[begin THE INPUT]

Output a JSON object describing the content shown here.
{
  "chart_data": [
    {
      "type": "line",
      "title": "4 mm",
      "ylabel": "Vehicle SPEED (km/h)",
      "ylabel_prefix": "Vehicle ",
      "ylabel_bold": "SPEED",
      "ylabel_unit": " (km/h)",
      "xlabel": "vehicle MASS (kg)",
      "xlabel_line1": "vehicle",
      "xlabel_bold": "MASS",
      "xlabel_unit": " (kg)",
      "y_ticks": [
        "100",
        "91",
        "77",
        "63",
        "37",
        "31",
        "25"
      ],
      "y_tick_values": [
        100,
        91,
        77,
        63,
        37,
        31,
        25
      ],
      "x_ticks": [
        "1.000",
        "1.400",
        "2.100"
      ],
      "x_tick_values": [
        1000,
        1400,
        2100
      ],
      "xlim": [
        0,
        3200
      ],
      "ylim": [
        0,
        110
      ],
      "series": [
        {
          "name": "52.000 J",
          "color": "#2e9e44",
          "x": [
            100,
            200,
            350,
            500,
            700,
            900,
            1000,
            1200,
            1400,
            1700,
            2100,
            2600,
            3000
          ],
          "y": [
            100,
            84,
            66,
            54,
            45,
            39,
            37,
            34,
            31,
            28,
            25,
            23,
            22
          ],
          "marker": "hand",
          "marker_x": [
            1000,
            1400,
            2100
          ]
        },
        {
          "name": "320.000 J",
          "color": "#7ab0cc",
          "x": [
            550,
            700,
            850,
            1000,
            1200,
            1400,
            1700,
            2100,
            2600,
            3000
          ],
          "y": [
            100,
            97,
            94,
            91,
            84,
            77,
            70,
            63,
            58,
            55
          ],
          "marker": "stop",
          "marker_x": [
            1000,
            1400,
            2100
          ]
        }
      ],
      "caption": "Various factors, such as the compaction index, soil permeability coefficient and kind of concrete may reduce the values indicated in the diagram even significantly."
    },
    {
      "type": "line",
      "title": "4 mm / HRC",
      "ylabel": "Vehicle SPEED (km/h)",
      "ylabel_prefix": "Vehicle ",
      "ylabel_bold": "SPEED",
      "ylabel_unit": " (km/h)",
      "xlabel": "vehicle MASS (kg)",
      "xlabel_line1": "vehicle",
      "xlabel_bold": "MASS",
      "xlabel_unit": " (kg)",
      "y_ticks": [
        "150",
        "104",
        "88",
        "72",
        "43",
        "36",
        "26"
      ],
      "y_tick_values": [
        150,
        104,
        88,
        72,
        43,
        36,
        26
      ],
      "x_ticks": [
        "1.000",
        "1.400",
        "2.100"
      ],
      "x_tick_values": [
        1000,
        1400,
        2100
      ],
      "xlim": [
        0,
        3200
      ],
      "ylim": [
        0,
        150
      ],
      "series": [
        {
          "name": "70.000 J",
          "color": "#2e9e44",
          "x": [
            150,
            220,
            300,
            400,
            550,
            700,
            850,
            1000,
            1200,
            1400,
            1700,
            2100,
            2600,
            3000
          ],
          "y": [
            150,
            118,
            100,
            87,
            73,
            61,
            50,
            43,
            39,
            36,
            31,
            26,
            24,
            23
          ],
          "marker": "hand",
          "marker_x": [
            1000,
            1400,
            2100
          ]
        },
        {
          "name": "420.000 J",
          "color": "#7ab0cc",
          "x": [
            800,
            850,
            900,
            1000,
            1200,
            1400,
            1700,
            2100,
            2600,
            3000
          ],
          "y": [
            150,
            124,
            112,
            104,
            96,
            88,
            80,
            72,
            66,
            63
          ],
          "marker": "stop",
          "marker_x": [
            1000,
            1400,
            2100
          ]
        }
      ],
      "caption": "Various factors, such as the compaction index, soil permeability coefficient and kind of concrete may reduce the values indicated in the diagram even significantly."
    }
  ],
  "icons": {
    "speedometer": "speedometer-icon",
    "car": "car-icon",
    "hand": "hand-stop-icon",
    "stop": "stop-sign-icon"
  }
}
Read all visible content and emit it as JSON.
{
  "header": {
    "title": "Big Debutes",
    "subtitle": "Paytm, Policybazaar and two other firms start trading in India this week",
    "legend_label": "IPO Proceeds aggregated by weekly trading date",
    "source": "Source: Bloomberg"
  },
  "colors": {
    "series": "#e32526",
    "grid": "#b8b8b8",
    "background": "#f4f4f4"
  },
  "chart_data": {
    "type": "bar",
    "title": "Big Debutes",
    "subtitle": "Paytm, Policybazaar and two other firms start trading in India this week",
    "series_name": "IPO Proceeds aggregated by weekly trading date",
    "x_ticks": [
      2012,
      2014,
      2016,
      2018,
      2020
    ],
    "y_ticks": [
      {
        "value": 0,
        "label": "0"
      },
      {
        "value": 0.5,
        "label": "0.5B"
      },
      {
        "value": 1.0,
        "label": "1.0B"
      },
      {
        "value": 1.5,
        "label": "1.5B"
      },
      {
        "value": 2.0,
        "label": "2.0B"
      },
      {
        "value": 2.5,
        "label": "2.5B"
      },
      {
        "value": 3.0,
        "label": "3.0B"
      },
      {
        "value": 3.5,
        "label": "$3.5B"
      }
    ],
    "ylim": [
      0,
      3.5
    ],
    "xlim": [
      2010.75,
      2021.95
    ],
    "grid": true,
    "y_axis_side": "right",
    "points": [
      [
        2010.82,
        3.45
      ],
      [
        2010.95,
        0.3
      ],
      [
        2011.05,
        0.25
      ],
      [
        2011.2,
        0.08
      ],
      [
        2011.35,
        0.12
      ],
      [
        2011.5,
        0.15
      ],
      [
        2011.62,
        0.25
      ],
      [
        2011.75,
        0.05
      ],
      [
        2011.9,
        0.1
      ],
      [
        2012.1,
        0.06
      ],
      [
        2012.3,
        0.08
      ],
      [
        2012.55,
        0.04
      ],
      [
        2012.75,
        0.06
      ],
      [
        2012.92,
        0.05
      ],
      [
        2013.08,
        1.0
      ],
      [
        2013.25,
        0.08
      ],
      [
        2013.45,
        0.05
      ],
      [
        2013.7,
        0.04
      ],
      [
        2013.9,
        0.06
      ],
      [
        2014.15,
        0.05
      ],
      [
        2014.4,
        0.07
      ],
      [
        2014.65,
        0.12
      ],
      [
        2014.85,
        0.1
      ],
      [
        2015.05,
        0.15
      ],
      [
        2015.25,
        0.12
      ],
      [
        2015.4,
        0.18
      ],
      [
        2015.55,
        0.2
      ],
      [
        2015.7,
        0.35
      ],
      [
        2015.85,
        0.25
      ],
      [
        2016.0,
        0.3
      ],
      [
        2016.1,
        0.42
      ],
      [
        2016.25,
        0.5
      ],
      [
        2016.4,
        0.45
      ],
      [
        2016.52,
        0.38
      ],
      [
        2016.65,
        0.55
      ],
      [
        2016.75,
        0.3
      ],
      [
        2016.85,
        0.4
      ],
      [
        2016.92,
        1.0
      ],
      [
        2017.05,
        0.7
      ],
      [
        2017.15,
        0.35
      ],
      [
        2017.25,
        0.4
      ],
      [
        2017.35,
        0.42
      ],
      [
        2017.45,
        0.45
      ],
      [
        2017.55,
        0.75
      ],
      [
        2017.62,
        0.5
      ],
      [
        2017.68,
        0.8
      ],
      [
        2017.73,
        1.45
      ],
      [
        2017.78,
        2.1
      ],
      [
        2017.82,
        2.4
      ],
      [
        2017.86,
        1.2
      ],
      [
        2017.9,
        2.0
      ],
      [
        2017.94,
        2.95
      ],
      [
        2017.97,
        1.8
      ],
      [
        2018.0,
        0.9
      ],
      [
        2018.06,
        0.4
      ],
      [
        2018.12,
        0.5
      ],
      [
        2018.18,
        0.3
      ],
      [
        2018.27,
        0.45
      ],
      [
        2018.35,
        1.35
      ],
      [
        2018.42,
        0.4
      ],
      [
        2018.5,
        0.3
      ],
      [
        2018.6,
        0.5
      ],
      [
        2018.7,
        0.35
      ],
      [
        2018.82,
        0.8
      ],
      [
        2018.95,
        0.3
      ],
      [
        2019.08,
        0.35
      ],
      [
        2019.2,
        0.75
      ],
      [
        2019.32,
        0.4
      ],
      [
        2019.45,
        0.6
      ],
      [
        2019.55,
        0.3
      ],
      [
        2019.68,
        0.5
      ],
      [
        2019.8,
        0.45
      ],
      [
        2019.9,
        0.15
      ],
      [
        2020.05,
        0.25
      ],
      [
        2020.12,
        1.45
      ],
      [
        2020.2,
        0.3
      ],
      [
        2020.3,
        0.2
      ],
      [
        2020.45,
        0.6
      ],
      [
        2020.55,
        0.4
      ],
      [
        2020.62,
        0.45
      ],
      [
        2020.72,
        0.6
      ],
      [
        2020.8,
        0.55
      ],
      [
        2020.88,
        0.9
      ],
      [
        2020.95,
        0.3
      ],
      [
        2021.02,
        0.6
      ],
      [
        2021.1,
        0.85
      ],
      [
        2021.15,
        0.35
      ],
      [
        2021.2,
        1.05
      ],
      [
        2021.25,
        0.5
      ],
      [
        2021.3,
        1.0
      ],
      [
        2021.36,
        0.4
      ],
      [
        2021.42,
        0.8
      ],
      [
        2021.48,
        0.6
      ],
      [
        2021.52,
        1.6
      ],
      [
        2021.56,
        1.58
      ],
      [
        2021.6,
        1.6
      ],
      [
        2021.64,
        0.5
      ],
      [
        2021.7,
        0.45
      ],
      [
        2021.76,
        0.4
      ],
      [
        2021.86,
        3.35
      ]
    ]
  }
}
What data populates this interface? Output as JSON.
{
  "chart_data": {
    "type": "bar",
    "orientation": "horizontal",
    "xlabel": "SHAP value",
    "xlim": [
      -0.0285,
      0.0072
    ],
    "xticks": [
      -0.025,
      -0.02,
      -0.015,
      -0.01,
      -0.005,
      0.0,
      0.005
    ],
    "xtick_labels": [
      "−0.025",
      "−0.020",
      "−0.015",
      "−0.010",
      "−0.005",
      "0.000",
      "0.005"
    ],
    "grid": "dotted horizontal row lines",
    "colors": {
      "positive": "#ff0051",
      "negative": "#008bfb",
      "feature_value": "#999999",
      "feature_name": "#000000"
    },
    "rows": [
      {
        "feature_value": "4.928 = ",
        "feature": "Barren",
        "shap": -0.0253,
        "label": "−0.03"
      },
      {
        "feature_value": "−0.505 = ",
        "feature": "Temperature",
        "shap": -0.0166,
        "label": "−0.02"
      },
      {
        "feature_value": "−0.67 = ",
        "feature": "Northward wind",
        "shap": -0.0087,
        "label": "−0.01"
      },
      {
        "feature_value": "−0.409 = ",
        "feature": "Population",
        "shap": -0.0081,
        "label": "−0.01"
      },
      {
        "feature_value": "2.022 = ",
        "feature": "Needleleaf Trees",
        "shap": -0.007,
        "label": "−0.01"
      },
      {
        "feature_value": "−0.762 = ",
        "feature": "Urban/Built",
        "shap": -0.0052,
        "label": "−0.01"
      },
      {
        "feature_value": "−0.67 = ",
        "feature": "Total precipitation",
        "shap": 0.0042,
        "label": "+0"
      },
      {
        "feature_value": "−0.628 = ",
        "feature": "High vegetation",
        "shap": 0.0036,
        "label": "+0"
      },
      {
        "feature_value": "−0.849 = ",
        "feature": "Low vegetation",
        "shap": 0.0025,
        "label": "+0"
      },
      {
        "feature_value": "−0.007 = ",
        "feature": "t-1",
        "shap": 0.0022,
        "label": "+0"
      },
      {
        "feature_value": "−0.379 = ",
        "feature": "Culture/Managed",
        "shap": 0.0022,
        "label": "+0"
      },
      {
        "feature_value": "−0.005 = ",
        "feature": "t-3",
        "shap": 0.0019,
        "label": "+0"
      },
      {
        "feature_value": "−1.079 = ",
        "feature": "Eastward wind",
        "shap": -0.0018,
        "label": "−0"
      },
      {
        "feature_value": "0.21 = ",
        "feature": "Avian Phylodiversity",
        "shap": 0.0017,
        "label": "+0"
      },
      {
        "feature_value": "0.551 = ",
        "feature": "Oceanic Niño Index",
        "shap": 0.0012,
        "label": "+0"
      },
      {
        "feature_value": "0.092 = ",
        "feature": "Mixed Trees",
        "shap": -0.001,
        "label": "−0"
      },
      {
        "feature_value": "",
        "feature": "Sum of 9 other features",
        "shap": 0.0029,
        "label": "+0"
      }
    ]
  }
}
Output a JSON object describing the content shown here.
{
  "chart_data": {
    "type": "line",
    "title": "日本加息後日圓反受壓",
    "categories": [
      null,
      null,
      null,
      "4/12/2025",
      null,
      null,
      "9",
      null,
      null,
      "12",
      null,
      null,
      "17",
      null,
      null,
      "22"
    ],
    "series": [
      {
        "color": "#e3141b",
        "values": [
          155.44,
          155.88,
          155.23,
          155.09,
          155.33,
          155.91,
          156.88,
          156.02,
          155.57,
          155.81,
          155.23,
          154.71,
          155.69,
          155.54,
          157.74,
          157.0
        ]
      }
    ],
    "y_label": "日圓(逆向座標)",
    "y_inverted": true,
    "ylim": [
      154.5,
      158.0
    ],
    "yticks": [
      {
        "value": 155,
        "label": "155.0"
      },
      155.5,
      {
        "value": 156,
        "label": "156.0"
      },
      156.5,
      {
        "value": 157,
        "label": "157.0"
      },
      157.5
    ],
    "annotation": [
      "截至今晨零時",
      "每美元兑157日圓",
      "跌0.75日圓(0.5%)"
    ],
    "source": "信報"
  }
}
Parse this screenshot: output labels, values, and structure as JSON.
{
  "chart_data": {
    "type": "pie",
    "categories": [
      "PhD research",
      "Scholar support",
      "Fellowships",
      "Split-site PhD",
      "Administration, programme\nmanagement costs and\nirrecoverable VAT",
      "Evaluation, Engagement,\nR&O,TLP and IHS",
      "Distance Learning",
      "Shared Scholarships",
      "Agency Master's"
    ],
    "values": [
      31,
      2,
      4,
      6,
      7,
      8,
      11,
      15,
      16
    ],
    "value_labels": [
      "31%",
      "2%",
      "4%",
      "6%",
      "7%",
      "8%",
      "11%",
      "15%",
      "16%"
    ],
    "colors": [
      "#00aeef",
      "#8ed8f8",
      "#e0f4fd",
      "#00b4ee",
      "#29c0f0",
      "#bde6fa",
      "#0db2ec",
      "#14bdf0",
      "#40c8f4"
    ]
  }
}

[end THE INPUT]

## DO THIS
Reproduce exactly the line that holds "Parse this screenshot: output", then every line after it, ending with the final line of the records above.

## RESPONSE
Parse this screenshot: output labels, values, and structure as JSON.
{
  "chart_data": {
    "type": "pie",
    "categories": [
      "PhD research",
      "Scholar support",
      "Fellowships",
      "Split-site PhD",
      "Administration, programme\nmanagement costs and\nirrecoverable VAT",
      "Evaluation, Engagement,\nR&O,TLP and IHS",
      "Distance Learning",
      "Shared Scholarships",
      "Agency Master's"
    ],
    "values": [
      31,
      2,
      4,
      6,
      7,
      8,
      11,
      15,
      16
    ],
    "value_labels": [
      "31%",
      "2%",
      "4%",
      "6%",
      "7%",
      "8%",
      "11%",
      "15%",
      "16%"
    ],
    "colors": [
      "#00aeef",
      "#8ed8f8",
      "#e0f4fd",
      "#00b4ee",
      "#29c0f0",
      "#bde6fa",
      "#0db2ec",
      "#14bdf0",
      "#40c8f4"
    ]
  }
}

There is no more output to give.